# [Exercise prompt]
Retype each line of the material exactly, please, skipping any picture in it.

━━━

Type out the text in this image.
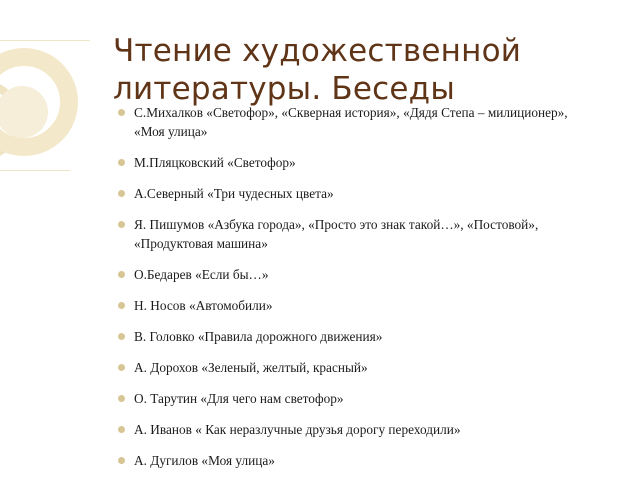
Чтение художественной литературы. Беседы
С.Михалков «Светофор», «Скверная история», «Дядя Степа – милиционер», «Моя улица»
М.Пляцковский «Светофор»
А.Северный «Три чудесных цвета»
Я. Пишумов «Азбука города», «Просто это знак такой…», «Постовой», «Продуктовая машина»
О.Бедарев «Если бы…»
Н. Носов «Автомобили»
В. Головко «Правила дорожного движения»
А. Дорохов «Зеленый, желтый, красный»
О. Тарутин «Для чего нам светофор»
А. Иванов « Как неразлучные друзья дорогу переходили»
А. Дугилов «Моя улица»
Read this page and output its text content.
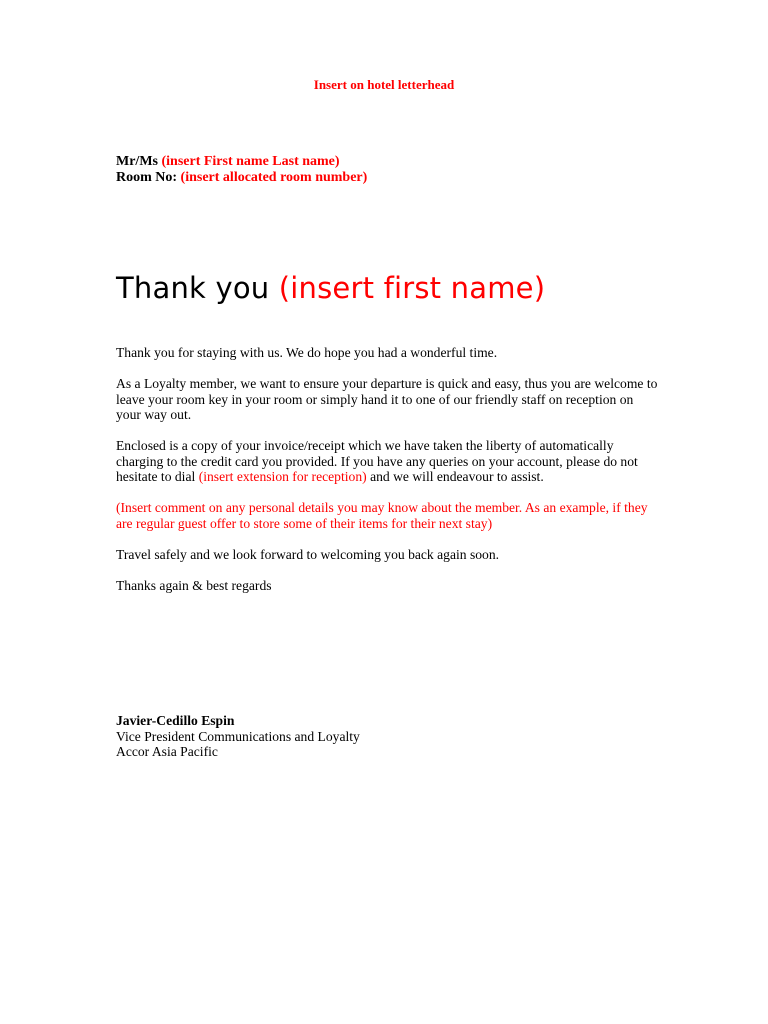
Insert on hotel letterhead
Mr/Ms (insert First name Last name)
Room No: (insert allocated room number)
Thank you (insert first name)

Thank you for staying with us. We do hope you had a wonderful time.

As a Loyalty member, we want to ensure your departure is quick and easy, thus you are welcome to leave your room key in your room or simply hand it to one of our friendly staff on reception on your way out.

Enclosed is a copy of your invoice/receipt which we have taken the liberty of automatically charging to the credit card you provided. If you have any queries on your account, please do not hesitate to dial (insert extension for reception) and we will endeavour to assist.

(Insert comment on any personal details you may know about the member. As an example, if they are regular guest offer to store some of their items for their next stay)

Travel safely and we look forward to welcoming you back again soon.

Thanks again & best regards

Javier-Cedillo Espin
Vice President Communications and Loyalty
Accor Asia Pacific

━━━

# [Solution]
Type out the text in this image.
Чтение художественной литературы. Беседы
С.Михалков «Светофор», «Скверная история», «Дядя Степа – милиционер», «Моя улица»
М.Пляцковский «Светофор»
А.Северный «Три чудесных цвета»
Я. Пишумов «Азбука города», «Просто это знак такой…», «Постовой», «Продуктовая машина»
О.Бедарев «Если бы…»
Н. Носов «Автомобили»
В. Головко «Правила дорожного движения»
А. Дорохов «Зеленый, желтый, красный»
О. Тарутин «Для чего нам светофор»
А. Иванов « Как неразлучные друзья дорогу переходили»
А. Дугилов «Моя улица»
Read this page and output its text content.
Insert on hotel letterhead
Mr/Ms (insert First name Last name)
Room No: (insert allocated room number)
Thank you (insert first name)

Thank you for staying with us. We do hope you had a wonderful time.

As a Loyalty member, we want to ensure your departure is quick and easy, thus you are welcome to leave your room key in your room or simply hand it to one of our friendly staff on reception on your way out.

Enclosed is a copy of your invoice/receipt which we have taken the liberty of automatically charging to the credit card you provided. If you have any queries on your account, please do not hesitate to dial (insert extension for reception) and we will endeavour to assist.

(Insert comment on any personal details you may know about the member. As an example, if they are regular guest offer to store some of their items for their next stay)

Travel safely and we look forward to welcoming you back again soon.

Thanks again & best regards

Javier-Cedillo Espin
Vice President Communications and Loyalty
Accor Asia Pacific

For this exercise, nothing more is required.